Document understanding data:

▬▬▬▬▬▬

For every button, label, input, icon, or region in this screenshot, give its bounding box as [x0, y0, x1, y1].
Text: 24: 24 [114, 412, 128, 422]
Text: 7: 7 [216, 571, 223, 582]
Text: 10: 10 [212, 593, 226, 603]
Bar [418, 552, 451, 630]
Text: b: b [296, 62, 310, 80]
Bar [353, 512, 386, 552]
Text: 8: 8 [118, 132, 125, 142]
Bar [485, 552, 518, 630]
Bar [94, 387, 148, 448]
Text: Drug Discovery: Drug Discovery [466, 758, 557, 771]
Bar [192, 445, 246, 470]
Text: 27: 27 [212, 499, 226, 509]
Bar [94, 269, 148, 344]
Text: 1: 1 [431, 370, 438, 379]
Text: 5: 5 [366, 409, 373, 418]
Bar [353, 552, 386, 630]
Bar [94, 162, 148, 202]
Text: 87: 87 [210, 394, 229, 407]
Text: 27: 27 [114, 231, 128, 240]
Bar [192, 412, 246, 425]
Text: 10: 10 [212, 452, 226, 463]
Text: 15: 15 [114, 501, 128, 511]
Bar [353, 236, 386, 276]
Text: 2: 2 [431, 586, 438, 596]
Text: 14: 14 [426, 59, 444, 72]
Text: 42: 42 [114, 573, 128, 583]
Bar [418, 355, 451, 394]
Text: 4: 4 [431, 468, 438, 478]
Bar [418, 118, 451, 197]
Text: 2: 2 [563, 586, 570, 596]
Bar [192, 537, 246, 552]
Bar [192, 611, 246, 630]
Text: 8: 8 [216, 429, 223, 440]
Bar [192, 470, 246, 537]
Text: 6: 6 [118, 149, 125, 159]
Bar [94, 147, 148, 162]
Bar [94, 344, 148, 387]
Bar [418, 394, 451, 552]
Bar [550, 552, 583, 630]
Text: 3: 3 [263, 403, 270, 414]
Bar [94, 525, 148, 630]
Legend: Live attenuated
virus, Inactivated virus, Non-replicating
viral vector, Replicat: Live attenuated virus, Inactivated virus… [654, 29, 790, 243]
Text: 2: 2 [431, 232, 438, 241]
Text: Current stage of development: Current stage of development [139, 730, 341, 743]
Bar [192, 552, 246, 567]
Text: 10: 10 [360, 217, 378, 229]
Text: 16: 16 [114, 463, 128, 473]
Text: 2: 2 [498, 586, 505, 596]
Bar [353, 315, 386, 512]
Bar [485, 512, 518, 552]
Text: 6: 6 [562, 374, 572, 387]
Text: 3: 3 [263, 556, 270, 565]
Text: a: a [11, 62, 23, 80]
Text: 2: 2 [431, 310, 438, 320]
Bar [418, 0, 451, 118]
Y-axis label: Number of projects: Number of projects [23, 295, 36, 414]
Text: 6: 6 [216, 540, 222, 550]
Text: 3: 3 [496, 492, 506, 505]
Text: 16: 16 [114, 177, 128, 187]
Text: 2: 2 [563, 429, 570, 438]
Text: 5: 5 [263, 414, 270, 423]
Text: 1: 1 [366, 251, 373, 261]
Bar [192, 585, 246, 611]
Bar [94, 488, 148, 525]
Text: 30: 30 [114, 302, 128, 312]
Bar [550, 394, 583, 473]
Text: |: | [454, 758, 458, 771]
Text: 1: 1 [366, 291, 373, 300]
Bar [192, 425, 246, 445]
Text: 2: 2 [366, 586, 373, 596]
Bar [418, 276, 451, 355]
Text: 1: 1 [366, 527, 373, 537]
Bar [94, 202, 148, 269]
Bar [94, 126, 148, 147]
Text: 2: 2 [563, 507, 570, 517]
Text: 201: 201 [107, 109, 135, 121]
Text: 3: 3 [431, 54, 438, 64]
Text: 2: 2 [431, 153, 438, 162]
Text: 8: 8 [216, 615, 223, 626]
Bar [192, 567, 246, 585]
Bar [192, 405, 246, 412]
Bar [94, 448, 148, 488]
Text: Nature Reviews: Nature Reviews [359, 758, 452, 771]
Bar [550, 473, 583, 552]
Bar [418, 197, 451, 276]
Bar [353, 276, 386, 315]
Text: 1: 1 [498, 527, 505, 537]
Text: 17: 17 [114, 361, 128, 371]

▬▬▬▬▬▬

Having read the entries above, restate them all word for word.

For every button, label, input, icon, or region in this screenshot, give its bounding box as [x0, y0, x1, y1].
Text: 24: 24 [114, 412, 128, 422]
Text: 7: 7 [216, 571, 223, 582]
Text: 10: 10 [212, 593, 226, 603]
Bar [418, 552, 451, 630]
Text: b: b [296, 62, 310, 80]
Bar [353, 512, 386, 552]
Text: 8: 8 [118, 132, 125, 142]
Bar [485, 552, 518, 630]
Bar [94, 387, 148, 448]
Text: Drug Discovery: Drug Discovery [466, 758, 557, 771]
Bar [192, 445, 246, 470]
Text: 27: 27 [212, 499, 226, 509]
Bar [94, 269, 148, 344]
Text: 1: 1 [431, 370, 438, 379]
Text: 5: 5 [366, 409, 373, 418]
Bar [353, 552, 386, 630]
Bar [94, 162, 148, 202]
Text: 87: 87 [210, 394, 229, 407]
Text: 27: 27 [114, 231, 128, 240]
Bar [192, 412, 246, 425]
Text: 10: 10 [212, 452, 226, 463]
Text: 15: 15 [114, 501, 128, 511]
Bar [353, 236, 386, 276]
Text: 2: 2 [431, 586, 438, 596]
Text: 14: 14 [426, 59, 444, 72]
Text: 42: 42 [114, 573, 128, 583]
Bar [418, 355, 451, 394]
Text: 4: 4 [431, 468, 438, 478]
Bar [418, 118, 451, 197]
Text: 2: 2 [563, 586, 570, 596]
Bar [192, 537, 246, 552]
Bar [192, 611, 246, 630]
Text: 8: 8 [216, 429, 223, 440]
Bar [192, 470, 246, 537]
Text: 6: 6 [118, 149, 125, 159]
Bar [94, 147, 148, 162]
Bar [94, 344, 148, 387]
Bar [418, 394, 451, 552]
Bar [550, 552, 583, 630]
Text: 3: 3 [263, 403, 270, 414]
Bar [94, 525, 148, 630]
Legend: Live attenuated
virus, Inactivated virus, Non-replicating
viral vector, Replicat: Live attenuated virus, Inactivated virus… [654, 29, 790, 243]
Text: 2: 2 [431, 232, 438, 241]
Text: Current stage of development: Current stage of development [139, 730, 341, 743]
Bar [192, 552, 246, 567]
Text: 10: 10 [360, 217, 378, 229]
Text: 16: 16 [114, 463, 128, 473]
Text: 2: 2 [498, 586, 505, 596]
Bar [353, 315, 386, 512]
Bar [485, 512, 518, 552]
Text: 6: 6 [562, 374, 572, 387]
Text: 3: 3 [263, 556, 270, 565]
Text: a: a [11, 62, 23, 80]
Text: 2: 2 [431, 310, 438, 320]
Bar [418, 0, 451, 118]
Y-axis label: Number of projects: Number of projects [23, 295, 36, 414]
Text: 6: 6 [216, 540, 222, 550]
Text: 3: 3 [496, 492, 506, 505]
Text: 16: 16 [114, 177, 128, 187]
Text: 2: 2 [563, 429, 570, 438]
Text: 5: 5 [263, 414, 270, 423]
Text: 1: 1 [366, 251, 373, 261]
Bar [192, 585, 246, 611]
Bar [94, 488, 148, 525]
Text: 30: 30 [114, 302, 128, 312]
Bar [550, 394, 583, 473]
Text: |: | [454, 758, 458, 771]
Text: 1: 1 [366, 291, 373, 300]
Bar [192, 425, 246, 445]
Text: 2: 2 [366, 586, 373, 596]
Bar [418, 276, 451, 355]
Text: 1: 1 [366, 527, 373, 537]
Bar [94, 202, 148, 269]
Bar [94, 126, 148, 147]
Text: 2: 2 [563, 507, 570, 517]
Text: 201: 201 [107, 109, 135, 121]
Text: 3: 3 [431, 54, 438, 64]
Text: 2: 2 [431, 153, 438, 162]
Text: 8: 8 [216, 615, 223, 626]
Bar [192, 567, 246, 585]
Bar [192, 405, 246, 412]
Bar [94, 448, 148, 488]
Text: Nature Reviews: Nature Reviews [359, 758, 452, 771]
Bar [550, 473, 583, 552]
Bar [418, 197, 451, 276]
Bar [353, 276, 386, 315]
Text: 1: 1 [498, 527, 505, 537]
Text: 17: 17 [114, 361, 128, 371]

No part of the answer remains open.